**EXERCISE BRIEF:**
Go through the records and extract every line with the word "values".

(Figure collection entries)
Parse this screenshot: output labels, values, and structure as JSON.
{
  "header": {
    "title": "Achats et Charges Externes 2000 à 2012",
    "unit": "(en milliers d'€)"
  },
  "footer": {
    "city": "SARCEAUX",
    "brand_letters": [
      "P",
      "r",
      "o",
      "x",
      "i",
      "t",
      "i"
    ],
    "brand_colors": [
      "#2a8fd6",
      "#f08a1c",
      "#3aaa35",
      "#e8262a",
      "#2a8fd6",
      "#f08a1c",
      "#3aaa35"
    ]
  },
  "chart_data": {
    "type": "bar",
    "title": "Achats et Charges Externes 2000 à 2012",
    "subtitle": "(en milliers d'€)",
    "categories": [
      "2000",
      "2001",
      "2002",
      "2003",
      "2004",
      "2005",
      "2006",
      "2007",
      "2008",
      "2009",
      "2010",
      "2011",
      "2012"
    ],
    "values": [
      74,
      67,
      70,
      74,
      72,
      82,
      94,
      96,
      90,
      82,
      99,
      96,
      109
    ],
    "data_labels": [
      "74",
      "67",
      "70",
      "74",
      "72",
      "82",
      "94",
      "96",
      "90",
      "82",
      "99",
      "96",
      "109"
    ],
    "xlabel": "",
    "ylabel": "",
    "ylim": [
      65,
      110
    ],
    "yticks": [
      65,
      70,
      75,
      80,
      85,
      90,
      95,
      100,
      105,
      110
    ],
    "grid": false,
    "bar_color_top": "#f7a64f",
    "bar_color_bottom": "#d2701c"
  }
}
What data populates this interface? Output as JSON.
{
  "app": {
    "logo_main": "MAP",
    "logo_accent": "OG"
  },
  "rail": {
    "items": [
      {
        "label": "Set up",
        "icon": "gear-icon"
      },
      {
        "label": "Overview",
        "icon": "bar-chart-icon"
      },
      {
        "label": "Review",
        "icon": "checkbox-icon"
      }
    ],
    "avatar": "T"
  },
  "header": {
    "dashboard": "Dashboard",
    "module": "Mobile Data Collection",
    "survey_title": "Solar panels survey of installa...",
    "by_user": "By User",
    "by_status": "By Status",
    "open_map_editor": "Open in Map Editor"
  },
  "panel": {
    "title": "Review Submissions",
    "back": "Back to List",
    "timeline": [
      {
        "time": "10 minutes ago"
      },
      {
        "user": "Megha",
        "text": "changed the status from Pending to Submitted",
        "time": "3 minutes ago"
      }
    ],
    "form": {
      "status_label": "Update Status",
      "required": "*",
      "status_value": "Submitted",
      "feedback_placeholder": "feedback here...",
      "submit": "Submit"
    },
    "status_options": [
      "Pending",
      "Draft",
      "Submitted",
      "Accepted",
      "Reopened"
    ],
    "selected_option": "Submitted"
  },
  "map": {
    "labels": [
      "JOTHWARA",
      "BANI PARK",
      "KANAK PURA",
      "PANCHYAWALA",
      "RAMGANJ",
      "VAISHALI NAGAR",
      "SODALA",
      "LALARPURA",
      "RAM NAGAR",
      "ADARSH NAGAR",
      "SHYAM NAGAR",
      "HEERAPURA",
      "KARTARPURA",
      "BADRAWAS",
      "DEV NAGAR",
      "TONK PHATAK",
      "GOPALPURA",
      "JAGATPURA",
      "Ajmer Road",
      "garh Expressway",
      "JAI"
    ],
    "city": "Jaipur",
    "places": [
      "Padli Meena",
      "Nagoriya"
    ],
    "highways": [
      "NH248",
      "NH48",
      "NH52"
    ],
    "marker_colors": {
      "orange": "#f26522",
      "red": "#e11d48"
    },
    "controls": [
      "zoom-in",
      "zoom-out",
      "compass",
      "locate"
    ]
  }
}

**EXERCISE RESPONSE:**
Parse this screenshot: output labels, values, and structure as JSON.
    "values": [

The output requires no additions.